* [SUPPLIED MATERIAL]
#####
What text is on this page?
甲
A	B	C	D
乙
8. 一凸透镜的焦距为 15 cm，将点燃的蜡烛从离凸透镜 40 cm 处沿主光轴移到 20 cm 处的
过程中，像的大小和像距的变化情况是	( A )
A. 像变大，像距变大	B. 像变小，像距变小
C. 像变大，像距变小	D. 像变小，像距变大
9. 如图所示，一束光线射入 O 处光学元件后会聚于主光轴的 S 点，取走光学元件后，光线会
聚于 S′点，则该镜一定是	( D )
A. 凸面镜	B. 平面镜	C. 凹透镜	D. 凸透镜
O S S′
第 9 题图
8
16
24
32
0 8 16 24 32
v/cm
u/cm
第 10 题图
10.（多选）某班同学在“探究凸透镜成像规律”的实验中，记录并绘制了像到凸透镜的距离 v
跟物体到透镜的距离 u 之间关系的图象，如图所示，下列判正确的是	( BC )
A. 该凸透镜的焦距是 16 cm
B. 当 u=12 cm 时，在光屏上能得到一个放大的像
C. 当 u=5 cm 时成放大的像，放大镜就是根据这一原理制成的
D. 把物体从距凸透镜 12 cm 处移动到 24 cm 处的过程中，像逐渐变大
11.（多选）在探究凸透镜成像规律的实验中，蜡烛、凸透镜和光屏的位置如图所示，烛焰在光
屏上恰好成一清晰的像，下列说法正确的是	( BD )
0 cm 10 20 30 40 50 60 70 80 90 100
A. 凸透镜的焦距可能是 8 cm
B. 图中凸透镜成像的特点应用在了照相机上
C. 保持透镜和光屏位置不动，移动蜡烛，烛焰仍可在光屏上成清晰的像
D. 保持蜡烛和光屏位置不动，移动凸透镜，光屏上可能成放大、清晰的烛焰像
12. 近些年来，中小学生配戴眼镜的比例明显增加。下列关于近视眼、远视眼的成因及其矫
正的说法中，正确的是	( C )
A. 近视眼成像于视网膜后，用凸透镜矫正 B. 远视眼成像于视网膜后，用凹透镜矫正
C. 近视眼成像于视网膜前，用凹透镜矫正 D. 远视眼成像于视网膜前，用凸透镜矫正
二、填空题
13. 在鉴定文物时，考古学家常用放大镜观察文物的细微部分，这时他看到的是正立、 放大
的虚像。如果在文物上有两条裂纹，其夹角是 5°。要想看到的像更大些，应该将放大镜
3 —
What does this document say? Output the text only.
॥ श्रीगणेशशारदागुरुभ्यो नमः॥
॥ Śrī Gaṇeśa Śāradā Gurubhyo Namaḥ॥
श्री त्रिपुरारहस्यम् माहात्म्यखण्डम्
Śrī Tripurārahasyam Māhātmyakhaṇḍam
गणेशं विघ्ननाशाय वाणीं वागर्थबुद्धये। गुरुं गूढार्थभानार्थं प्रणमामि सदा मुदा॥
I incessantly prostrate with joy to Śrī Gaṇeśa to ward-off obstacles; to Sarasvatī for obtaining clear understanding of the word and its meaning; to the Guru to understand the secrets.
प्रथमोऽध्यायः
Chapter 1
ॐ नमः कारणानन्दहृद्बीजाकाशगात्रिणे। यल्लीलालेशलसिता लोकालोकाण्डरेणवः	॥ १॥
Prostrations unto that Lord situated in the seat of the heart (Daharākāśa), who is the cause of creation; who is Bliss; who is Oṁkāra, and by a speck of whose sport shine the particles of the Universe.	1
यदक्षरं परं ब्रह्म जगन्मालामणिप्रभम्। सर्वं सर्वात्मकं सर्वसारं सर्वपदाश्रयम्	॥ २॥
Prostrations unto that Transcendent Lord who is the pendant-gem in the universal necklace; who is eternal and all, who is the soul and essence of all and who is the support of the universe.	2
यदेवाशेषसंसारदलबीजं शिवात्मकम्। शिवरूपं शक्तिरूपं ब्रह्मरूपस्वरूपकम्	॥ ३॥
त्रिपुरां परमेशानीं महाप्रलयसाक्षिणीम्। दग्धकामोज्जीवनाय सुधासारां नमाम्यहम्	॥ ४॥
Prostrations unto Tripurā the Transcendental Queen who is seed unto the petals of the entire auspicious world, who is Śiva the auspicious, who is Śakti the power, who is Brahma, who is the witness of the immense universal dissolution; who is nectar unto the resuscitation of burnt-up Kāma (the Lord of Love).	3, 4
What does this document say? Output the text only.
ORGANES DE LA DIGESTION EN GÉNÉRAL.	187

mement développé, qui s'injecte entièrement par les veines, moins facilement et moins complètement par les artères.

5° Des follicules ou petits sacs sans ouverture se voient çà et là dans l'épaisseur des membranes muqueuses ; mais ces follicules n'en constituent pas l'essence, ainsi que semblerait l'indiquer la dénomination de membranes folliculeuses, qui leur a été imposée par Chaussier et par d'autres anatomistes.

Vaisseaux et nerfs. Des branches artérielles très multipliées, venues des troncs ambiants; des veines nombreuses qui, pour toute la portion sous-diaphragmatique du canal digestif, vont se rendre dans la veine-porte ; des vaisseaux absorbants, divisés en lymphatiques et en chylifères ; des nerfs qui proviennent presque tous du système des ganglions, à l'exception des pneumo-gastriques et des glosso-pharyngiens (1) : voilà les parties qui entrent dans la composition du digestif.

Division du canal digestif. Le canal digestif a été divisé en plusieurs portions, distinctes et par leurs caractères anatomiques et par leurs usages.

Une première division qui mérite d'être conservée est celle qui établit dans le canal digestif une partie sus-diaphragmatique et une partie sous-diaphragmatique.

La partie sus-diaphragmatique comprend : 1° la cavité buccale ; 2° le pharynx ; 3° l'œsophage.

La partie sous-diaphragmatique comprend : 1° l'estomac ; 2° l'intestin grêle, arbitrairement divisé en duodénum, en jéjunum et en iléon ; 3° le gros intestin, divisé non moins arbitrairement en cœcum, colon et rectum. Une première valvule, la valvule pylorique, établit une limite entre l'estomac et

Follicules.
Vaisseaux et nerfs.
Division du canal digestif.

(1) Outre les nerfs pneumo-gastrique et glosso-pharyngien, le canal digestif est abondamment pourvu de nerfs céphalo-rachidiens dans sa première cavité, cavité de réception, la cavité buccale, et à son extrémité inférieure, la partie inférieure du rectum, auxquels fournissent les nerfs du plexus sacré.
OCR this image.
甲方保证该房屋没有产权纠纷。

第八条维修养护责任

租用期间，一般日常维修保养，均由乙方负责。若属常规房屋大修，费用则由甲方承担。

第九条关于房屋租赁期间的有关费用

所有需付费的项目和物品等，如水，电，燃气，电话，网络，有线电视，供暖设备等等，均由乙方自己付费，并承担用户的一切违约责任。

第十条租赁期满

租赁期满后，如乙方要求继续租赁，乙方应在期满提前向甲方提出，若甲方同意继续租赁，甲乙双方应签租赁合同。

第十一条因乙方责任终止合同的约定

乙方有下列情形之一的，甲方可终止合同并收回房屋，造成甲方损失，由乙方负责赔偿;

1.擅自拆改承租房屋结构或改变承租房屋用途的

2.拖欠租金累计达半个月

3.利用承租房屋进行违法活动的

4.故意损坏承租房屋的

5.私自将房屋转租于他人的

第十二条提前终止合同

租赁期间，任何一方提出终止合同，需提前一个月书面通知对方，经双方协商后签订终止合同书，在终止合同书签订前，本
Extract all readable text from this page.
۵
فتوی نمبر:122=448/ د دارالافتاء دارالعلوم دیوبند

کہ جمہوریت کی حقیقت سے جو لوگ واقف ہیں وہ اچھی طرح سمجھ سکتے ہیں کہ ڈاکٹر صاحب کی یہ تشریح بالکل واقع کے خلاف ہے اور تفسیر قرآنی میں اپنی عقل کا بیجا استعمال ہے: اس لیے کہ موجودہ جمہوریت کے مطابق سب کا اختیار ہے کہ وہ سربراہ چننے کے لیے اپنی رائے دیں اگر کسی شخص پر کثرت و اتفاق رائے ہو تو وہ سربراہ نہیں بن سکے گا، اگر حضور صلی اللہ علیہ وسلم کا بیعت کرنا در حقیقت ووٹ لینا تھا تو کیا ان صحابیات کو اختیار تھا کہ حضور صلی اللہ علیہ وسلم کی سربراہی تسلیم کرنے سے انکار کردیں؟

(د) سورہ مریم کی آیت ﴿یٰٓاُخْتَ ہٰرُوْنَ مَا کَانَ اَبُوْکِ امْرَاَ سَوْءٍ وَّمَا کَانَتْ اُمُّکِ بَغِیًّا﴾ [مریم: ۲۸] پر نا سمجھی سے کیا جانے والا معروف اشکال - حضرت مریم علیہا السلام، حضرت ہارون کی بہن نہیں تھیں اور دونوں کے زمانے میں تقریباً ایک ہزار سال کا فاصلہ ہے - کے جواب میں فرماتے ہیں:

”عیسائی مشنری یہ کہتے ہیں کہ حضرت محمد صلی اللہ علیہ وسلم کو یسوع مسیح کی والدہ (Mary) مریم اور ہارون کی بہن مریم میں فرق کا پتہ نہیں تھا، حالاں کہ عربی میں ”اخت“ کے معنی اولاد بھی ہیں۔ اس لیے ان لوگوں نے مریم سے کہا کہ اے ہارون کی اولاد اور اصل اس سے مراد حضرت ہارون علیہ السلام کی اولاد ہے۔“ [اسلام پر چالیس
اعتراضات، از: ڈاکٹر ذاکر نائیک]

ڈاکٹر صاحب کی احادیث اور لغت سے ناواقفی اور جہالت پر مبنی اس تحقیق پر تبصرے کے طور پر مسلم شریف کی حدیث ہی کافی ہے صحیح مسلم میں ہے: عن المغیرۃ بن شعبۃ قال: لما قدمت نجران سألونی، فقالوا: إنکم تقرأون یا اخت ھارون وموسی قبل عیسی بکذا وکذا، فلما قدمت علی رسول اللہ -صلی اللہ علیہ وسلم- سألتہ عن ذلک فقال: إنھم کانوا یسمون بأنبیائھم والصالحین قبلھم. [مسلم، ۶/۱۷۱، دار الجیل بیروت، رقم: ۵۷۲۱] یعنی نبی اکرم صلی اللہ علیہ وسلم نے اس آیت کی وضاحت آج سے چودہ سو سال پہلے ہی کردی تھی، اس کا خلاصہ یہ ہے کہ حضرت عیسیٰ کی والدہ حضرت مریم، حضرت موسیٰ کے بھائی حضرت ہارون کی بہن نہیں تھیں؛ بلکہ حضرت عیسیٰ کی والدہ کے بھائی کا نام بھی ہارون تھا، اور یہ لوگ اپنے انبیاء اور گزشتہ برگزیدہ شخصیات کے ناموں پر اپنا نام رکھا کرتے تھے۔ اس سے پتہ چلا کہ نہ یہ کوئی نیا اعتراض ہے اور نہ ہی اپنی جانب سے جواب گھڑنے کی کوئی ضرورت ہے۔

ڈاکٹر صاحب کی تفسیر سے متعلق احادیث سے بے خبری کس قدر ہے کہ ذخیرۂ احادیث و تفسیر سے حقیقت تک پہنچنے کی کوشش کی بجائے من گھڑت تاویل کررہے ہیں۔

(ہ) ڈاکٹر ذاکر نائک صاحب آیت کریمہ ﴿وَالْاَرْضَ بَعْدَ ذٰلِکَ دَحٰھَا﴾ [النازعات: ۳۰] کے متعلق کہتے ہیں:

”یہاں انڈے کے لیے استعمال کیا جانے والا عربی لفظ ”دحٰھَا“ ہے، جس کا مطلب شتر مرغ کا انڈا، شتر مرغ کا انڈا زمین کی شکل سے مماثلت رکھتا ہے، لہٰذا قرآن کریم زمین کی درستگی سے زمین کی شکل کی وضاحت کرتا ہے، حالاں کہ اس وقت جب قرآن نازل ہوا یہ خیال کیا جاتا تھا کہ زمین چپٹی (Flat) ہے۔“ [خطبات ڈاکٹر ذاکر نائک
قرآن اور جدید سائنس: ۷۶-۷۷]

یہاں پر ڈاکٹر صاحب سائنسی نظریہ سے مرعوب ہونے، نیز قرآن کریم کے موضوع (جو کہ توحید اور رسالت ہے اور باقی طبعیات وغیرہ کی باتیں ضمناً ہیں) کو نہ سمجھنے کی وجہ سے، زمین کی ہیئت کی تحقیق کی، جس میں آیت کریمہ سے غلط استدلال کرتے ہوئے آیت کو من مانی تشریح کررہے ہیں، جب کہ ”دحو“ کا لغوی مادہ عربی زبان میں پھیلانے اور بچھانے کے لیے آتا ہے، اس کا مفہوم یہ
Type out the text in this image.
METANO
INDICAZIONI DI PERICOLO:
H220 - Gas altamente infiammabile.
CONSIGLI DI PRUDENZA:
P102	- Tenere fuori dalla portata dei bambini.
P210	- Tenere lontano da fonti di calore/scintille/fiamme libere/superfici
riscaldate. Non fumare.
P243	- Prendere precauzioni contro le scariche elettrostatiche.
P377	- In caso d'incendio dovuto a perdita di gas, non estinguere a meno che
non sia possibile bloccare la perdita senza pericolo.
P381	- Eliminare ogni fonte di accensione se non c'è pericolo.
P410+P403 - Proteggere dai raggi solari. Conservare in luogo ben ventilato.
#####
* [EXERCISE AIM]
Go through the records and show every line with the string "perdita" in it.

* [SOLUTION FOR THIS PROBLEM]
P377	- In caso d'incendio dovuto a perdita di gas, non estinguere a meno che
non sia possibile bloccare la perdita senza pericolo.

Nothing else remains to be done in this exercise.